With the images removed, repeat the data below exactly.

## Task data
• • • • • • •

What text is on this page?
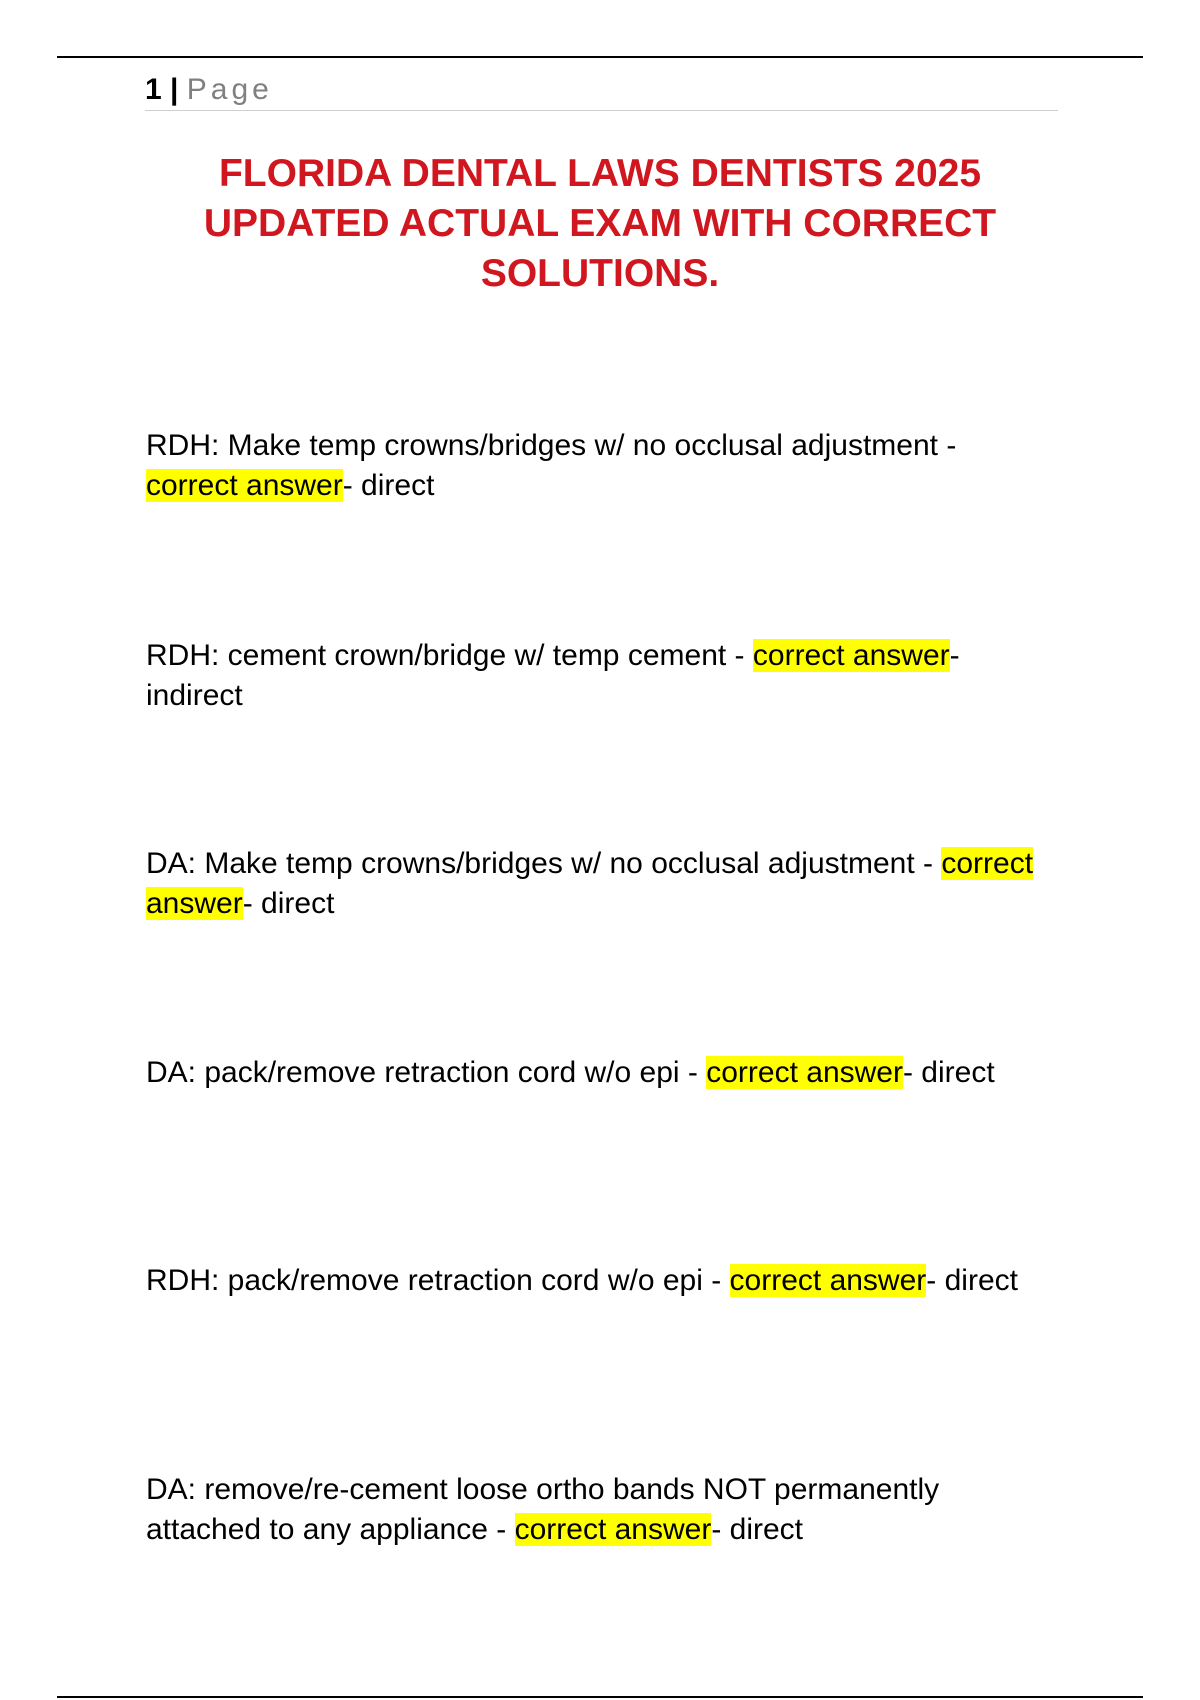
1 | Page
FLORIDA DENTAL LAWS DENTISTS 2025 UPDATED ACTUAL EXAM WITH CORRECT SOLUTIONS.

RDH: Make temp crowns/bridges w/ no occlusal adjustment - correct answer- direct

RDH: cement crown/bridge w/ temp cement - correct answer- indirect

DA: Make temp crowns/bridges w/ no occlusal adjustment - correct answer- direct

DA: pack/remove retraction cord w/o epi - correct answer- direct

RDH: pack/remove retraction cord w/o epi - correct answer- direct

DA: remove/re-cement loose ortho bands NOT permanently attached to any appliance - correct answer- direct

• • • • • • •

## Solution for this problem
What text is on this page?
1 | Page
FLORIDA DENTAL LAWS DENTISTS 2025 UPDATED ACTUAL EXAM WITH CORRECT SOLUTIONS.

RDH: Make temp crowns/bridges w/ no occlusal adjustment - correct answer- direct

RDH: cement crown/bridge w/ temp cement - correct answer- indirect

DA: Make temp crowns/bridges w/ no occlusal adjustment - correct answer- direct

DA: pack/remove retraction cord w/o epi - correct answer- direct

RDH: pack/remove retraction cord w/o epi - correct answer- direct

DA: remove/re-cement loose ortho bands NOT permanently attached to any appliance - correct answer- direct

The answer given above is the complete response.